▼

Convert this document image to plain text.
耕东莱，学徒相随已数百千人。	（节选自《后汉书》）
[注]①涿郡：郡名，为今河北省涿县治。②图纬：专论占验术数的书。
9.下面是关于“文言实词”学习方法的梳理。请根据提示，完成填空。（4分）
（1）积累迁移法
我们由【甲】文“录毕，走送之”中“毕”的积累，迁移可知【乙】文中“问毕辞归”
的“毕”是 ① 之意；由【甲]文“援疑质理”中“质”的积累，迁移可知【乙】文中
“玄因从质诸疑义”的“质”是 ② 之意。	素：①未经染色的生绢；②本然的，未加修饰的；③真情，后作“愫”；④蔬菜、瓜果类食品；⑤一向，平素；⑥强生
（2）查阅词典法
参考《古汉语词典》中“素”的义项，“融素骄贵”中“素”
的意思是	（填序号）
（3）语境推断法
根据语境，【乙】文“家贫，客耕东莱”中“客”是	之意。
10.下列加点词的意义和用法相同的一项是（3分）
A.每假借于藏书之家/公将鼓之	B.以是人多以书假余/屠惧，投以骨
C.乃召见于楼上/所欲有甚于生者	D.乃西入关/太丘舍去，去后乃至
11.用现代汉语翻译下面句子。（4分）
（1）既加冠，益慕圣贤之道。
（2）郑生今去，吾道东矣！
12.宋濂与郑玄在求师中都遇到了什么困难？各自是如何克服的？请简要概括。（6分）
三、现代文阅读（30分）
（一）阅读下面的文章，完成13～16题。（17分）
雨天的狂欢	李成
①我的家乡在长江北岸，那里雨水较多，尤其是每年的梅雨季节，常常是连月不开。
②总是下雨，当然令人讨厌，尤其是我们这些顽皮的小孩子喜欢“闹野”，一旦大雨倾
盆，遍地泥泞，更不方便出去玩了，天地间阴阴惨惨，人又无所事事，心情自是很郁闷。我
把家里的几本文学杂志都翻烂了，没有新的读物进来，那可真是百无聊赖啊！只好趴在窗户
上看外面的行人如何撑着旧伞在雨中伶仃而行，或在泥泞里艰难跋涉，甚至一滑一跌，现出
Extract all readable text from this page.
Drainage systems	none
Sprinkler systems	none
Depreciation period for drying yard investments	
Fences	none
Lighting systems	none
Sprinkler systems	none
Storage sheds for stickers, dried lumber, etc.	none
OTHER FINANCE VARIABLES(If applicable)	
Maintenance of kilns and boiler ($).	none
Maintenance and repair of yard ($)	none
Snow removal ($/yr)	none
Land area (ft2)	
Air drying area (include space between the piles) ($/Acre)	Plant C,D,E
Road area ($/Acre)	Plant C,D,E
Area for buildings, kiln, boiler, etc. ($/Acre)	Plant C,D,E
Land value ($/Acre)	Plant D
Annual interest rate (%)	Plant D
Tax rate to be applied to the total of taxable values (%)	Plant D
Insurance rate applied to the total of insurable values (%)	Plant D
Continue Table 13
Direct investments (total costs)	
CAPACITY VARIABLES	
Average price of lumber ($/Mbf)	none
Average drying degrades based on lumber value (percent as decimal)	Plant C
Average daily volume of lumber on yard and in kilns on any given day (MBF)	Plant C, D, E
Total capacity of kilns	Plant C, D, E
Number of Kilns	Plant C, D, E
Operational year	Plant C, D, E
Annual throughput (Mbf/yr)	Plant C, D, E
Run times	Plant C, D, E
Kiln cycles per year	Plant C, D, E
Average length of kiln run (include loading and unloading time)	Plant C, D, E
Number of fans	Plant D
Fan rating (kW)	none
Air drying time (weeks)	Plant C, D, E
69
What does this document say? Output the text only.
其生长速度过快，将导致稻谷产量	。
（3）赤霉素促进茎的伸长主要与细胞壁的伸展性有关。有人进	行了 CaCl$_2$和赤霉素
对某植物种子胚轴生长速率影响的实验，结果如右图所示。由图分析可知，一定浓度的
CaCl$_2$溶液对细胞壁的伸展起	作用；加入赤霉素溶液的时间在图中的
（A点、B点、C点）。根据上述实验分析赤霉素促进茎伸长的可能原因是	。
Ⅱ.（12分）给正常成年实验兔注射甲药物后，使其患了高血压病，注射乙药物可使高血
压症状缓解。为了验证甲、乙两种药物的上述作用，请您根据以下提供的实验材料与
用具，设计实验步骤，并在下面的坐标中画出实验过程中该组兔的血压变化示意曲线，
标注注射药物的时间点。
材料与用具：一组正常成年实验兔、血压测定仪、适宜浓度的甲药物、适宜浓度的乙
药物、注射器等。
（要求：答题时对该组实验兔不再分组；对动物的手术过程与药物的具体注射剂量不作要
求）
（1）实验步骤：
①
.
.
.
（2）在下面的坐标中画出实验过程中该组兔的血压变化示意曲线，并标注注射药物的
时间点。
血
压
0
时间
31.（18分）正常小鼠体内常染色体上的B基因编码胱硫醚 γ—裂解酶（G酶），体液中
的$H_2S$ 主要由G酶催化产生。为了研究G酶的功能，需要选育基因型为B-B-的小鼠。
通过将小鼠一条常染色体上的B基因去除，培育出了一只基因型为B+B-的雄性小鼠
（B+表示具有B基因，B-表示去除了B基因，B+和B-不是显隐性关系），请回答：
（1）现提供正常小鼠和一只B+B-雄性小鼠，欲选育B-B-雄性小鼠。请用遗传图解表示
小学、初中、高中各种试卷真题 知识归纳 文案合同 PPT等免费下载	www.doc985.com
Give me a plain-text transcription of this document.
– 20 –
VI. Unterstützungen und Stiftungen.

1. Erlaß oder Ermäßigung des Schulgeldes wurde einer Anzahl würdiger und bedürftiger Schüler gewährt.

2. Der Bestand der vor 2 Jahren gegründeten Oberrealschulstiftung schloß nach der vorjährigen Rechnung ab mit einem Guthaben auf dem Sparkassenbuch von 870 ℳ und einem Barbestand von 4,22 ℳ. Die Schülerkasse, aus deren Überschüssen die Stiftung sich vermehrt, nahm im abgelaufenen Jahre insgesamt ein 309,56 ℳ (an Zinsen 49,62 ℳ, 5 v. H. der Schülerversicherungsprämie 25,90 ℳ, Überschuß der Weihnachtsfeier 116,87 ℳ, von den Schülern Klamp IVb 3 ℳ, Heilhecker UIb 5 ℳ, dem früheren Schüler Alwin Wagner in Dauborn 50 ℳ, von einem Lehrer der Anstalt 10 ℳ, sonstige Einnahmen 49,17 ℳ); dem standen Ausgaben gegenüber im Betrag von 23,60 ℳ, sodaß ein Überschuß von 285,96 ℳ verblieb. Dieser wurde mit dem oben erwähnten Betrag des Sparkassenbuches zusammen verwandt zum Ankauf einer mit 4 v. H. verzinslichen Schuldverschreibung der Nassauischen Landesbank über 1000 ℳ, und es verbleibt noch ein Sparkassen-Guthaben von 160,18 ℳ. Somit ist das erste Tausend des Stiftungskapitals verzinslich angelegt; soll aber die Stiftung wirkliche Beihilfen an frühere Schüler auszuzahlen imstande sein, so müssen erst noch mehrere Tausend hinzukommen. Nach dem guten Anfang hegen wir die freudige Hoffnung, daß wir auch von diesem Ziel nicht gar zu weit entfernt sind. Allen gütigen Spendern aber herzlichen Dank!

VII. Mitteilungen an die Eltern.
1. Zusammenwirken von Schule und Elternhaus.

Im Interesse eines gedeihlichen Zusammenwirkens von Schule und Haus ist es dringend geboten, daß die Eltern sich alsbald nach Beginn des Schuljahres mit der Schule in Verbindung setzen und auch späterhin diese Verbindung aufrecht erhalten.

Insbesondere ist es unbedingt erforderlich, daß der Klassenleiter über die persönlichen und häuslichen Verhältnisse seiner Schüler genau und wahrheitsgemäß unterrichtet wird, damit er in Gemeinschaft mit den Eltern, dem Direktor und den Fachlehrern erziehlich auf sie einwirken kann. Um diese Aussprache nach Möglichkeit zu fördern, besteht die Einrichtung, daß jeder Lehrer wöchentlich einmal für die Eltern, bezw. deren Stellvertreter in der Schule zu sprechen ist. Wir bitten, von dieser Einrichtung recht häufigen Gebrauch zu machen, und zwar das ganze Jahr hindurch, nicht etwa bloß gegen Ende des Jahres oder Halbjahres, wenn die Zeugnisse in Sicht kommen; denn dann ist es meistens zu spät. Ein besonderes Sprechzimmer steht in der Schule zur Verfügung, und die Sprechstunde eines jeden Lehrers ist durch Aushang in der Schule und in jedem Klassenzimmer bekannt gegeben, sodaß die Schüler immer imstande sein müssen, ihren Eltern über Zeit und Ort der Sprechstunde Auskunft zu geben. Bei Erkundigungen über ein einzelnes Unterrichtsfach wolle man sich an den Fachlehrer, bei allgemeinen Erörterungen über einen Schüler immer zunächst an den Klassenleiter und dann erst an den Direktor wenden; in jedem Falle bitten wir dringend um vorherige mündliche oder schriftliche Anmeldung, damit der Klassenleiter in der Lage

▲

Short task →
Filter the records above for "investments" and copy every matching line.

Problem solution →
Depreciation period for drying yard investments	
Direct investments (total costs)	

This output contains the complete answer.